Print out the entries below with no edits.
....
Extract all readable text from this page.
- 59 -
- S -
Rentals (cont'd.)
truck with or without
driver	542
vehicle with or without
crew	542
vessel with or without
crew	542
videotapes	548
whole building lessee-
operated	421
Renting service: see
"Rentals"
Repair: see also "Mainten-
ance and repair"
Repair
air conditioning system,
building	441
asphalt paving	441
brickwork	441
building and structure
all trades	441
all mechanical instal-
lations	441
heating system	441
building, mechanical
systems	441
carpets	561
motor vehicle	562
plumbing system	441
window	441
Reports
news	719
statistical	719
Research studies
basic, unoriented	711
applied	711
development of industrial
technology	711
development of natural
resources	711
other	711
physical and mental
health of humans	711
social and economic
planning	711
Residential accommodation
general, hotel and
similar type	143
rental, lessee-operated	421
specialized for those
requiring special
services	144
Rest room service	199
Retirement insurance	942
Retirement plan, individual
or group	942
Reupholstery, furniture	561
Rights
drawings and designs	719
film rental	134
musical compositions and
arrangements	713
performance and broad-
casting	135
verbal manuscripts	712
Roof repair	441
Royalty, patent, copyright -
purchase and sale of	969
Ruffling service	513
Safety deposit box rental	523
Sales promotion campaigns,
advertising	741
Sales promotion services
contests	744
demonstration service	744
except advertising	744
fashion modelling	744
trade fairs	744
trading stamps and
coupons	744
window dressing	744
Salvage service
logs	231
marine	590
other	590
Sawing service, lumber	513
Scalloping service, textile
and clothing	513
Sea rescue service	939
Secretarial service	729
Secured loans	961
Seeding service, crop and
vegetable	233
....
#### Solution:
Extract all readable text from this page.
- 59 -
- S -
Rentals (cont'd.)
truck with or without
driver	542
vehicle with or without
crew	542
vessel with or without
crew	542
videotapes	548
whole building lessee-
operated	421
Renting service: see
"Rentals"
Repair: see also "Mainten-
ance and repair"
Repair
air conditioning system,
building	441
asphalt paving	441
brickwork	441
building and structure
all trades	441
all mechanical instal-
lations	441
heating system	441
building, mechanical
systems	441
carpets	561
motor vehicle	562
plumbing system	441
window	441
Reports
news	719
statistical	719
Research studies
basic, unoriented	711
applied	711
development of industrial
technology	711
development of natural
resources	711
other	711
physical and mental
health of humans	711
social and economic
planning	711
Residential accommodation
general, hotel and
similar type	143
rental, lessee-operated	421
specialized for those
requiring special
services	144
Rest room service	199
Retirement insurance	942
Retirement plan, individual
or group	942
Reupholstery, furniture	561
Rights
drawings and designs	719
film rental	134
musical compositions and
arrangements	713
performance and broad-
casting	135
verbal manuscripts	712
Roof repair	441
Royalty, patent, copyright -
purchase and sale of	969
Ruffling service	513
Safety deposit box rental	523
Sales promotion campaigns,
advertising	741
Sales promotion services
contests	744
demonstration service	744
except advertising	744
fashion modelling	744
trade fairs	744
trading stamps and
coupons	744
window dressing	744
Salvage service
logs	231
marine	590
other	590
Sawing service, lumber	513
Scalloping service, textile
and clothing	513
Sea rescue service	939
Secretarial service	729
Secured loans	961
Seeding service, crop and
vegetable	233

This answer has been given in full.